Direction
Reproduce the following lines verbatim.

Material
■ ■ ■

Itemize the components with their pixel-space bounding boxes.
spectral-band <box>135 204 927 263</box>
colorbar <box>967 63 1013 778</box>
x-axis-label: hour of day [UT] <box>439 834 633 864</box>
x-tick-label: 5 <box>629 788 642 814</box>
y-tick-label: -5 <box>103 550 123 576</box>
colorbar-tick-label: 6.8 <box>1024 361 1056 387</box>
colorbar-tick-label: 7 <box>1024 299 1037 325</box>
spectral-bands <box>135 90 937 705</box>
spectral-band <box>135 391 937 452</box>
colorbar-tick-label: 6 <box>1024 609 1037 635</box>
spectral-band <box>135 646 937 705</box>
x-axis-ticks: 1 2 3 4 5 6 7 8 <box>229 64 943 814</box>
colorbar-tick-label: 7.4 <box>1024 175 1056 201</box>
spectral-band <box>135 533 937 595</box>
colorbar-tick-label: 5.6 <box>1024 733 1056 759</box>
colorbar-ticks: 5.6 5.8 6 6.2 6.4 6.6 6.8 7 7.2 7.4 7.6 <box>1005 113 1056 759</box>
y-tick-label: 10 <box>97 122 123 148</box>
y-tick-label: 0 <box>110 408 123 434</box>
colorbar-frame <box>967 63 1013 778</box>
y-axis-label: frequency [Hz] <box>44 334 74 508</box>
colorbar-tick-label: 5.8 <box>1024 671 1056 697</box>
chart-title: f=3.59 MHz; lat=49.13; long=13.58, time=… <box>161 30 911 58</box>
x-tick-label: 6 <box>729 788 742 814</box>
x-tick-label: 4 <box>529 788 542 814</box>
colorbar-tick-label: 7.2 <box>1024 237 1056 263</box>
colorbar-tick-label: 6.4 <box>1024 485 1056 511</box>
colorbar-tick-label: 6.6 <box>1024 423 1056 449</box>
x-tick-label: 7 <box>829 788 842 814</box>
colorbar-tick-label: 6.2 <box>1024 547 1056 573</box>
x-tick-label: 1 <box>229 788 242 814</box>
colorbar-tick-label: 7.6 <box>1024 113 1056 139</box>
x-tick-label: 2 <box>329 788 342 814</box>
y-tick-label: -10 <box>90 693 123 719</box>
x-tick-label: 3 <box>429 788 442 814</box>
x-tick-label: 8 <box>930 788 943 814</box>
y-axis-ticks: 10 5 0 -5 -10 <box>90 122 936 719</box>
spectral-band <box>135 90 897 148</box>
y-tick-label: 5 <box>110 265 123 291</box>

■ ■ ■

The solution
Itemize the components with their pixel-space bounding boxes.
spectral-band <box>135 204 927 263</box>
colorbar <box>967 63 1013 778</box>
x-axis-label: hour of day [UT] <box>439 834 633 864</box>
x-tick-label: 5 <box>629 788 642 814</box>
y-tick-label: -5 <box>103 550 123 576</box>
colorbar-tick-label: 6.8 <box>1024 361 1056 387</box>
colorbar-tick-label: 7 <box>1024 299 1037 325</box>
spectral-bands <box>135 90 937 705</box>
spectral-band <box>135 391 937 452</box>
colorbar-tick-label: 6 <box>1024 609 1037 635</box>
spectral-band <box>135 646 937 705</box>
x-axis-ticks: 1 2 3 4 5 6 7 8 <box>229 64 943 814</box>
colorbar-tick-label: 7.4 <box>1024 175 1056 201</box>
spectral-band <box>135 533 937 595</box>
colorbar-tick-label: 5.6 <box>1024 733 1056 759</box>
colorbar-ticks: 5.6 5.8 6 6.2 6.4 6.6 6.8 7 7.2 7.4 7.6 <box>1005 113 1056 759</box>
y-tick-label: 10 <box>97 122 123 148</box>
y-tick-label: 0 <box>110 408 123 434</box>
colorbar-frame <box>967 63 1013 778</box>
y-axis-label: frequency [Hz] <box>44 334 74 508</box>
colorbar-tick-label: 5.8 <box>1024 671 1056 697</box>
chart-title: f=3.59 MHz; lat=49.13; long=13.58, time=… <box>161 30 911 58</box>
x-tick-label: 6 <box>729 788 742 814</box>
x-tick-label: 4 <box>529 788 542 814</box>
colorbar-tick-label: 7.2 <box>1024 237 1056 263</box>
colorbar-tick-label: 6.4 <box>1024 485 1056 511</box>
colorbar-tick-label: 6.6 <box>1024 423 1056 449</box>
x-tick-label: 7 <box>829 788 842 814</box>
colorbar-tick-label: 6.2 <box>1024 547 1056 573</box>
x-tick-label: 1 <box>229 788 242 814</box>
colorbar-tick-label: 7.6 <box>1024 113 1056 139</box>
x-tick-label: 2 <box>329 788 342 814</box>
y-tick-label: -10 <box>90 693 123 719</box>
x-tick-label: 3 <box>429 788 442 814</box>
x-tick-label: 8 <box>930 788 943 814</box>
y-axis-ticks: 10 5 0 -5 -10 <box>90 122 936 719</box>
spectral-band <box>135 90 897 148</box>
y-tick-label: 5 <box>110 265 123 291</box>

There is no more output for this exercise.